◆ SET PROBLEM
Below are the records; copy each line in them that holds the word "name".
═════ DATASET ═════
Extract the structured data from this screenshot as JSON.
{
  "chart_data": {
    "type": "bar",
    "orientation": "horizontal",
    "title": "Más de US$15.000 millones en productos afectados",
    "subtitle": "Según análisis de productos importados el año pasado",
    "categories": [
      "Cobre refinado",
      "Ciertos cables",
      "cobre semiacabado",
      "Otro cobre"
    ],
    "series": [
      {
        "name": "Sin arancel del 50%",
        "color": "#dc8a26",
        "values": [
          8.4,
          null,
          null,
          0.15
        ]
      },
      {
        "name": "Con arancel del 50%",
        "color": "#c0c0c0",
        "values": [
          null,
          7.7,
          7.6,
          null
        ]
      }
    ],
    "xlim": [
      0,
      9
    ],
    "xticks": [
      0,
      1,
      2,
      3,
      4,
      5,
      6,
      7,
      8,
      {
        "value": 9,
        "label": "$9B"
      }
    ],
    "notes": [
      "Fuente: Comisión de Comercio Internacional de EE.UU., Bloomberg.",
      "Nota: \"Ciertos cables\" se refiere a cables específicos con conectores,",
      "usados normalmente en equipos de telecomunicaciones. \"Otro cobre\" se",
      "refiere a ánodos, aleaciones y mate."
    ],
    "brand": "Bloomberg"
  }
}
═════
◆ REPLY TO THE EXERCISE
        "name": "Sin arancel del 50%",
        "name": "Con arancel del 50%",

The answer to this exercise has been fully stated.